Scan the data. Collect each line that contains the word "hyper".

--------

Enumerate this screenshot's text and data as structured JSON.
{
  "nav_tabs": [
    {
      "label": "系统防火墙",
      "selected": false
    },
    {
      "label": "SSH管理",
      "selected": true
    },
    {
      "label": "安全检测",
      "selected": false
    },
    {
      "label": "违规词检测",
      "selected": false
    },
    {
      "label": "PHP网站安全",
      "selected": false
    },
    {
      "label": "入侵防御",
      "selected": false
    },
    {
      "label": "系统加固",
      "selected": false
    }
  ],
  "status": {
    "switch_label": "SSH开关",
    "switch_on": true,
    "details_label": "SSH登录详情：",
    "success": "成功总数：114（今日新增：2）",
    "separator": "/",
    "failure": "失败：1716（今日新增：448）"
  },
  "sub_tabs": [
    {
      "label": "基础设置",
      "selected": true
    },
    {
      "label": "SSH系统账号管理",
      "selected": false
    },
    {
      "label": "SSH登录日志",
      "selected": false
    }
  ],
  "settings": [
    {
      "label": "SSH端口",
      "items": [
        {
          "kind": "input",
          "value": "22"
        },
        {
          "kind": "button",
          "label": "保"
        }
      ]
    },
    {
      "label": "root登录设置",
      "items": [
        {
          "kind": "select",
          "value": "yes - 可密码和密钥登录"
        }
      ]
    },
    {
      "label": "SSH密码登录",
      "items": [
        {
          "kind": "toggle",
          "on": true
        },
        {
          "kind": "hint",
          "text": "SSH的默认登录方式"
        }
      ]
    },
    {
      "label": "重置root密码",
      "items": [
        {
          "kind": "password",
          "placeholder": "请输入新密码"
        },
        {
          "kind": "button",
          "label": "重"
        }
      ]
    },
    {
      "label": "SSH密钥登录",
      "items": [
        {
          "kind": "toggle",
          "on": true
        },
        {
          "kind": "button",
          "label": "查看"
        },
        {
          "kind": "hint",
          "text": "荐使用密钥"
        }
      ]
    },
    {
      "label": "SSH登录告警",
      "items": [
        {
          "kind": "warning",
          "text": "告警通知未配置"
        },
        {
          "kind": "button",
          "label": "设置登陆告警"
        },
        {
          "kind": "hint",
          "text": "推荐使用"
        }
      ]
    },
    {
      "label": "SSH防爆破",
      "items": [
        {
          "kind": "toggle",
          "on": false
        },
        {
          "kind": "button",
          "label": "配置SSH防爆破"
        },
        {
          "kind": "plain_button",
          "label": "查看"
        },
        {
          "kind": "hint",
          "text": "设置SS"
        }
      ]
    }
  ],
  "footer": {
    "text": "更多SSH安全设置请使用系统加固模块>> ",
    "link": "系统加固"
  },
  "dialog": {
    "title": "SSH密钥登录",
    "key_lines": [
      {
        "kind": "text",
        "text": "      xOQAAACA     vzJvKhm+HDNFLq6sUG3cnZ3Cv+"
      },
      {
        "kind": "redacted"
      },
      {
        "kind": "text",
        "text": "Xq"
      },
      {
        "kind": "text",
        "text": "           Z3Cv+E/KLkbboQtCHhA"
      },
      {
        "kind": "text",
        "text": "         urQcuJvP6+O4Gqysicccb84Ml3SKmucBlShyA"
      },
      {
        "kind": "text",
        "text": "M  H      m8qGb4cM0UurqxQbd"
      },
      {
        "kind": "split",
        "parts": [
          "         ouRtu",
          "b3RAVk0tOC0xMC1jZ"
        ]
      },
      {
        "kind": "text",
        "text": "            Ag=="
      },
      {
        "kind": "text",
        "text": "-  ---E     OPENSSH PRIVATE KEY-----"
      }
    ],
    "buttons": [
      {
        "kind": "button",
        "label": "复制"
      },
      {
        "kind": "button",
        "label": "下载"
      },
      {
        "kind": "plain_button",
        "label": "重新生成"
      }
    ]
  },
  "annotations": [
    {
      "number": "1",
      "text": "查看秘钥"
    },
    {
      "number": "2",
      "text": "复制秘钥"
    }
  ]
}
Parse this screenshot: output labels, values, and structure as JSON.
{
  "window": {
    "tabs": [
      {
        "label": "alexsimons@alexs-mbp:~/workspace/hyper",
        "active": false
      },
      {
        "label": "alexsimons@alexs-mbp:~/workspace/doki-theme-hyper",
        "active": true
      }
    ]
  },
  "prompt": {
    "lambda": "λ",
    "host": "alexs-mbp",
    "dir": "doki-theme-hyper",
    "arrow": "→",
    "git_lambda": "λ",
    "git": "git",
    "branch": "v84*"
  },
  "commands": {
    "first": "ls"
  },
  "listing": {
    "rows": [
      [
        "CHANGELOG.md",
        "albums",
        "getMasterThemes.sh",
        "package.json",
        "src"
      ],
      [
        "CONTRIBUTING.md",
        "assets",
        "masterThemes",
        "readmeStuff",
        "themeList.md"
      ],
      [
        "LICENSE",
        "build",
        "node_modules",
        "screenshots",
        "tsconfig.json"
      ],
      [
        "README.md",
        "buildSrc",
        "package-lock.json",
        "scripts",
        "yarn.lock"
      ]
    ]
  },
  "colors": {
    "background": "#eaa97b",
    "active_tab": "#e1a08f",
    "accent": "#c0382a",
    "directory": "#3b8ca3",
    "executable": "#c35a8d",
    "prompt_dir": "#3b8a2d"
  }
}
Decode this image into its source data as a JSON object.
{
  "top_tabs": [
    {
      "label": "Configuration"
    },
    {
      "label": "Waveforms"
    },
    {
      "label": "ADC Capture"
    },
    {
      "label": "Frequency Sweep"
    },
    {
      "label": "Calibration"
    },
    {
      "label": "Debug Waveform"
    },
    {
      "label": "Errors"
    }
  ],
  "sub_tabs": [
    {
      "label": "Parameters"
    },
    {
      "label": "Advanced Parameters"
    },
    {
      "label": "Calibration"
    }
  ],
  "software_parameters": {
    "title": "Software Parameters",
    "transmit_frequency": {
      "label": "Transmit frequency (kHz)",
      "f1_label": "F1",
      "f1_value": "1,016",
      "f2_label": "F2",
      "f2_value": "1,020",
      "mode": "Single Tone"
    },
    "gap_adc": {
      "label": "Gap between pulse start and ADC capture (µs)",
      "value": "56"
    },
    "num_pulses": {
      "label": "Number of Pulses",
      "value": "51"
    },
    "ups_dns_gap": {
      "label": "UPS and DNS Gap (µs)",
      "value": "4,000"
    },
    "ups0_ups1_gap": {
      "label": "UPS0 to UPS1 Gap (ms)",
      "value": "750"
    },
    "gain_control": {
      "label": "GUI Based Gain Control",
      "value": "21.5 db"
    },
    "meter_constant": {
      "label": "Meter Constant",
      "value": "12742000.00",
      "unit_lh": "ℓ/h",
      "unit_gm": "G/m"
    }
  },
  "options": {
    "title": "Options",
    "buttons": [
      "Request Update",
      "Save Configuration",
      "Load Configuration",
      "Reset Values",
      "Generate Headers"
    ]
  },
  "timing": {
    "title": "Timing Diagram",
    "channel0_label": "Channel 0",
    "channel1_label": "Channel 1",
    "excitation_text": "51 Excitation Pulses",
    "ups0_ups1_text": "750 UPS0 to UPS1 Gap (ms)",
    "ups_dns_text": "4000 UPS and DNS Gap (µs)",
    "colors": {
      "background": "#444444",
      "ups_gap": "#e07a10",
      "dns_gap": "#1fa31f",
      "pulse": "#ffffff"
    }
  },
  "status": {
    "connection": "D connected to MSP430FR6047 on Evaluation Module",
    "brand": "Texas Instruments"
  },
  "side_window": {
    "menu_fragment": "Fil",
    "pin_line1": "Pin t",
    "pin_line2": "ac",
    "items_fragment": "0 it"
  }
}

--------

| COMPLETE ANSWER |
        "label": "alexsimons@alexs-mbp:~/workspace/hyper",
        "label": "alexsimons@alexs-mbp:~/workspace/doki-theme-hyper",
    "dir": "doki-theme-hyper",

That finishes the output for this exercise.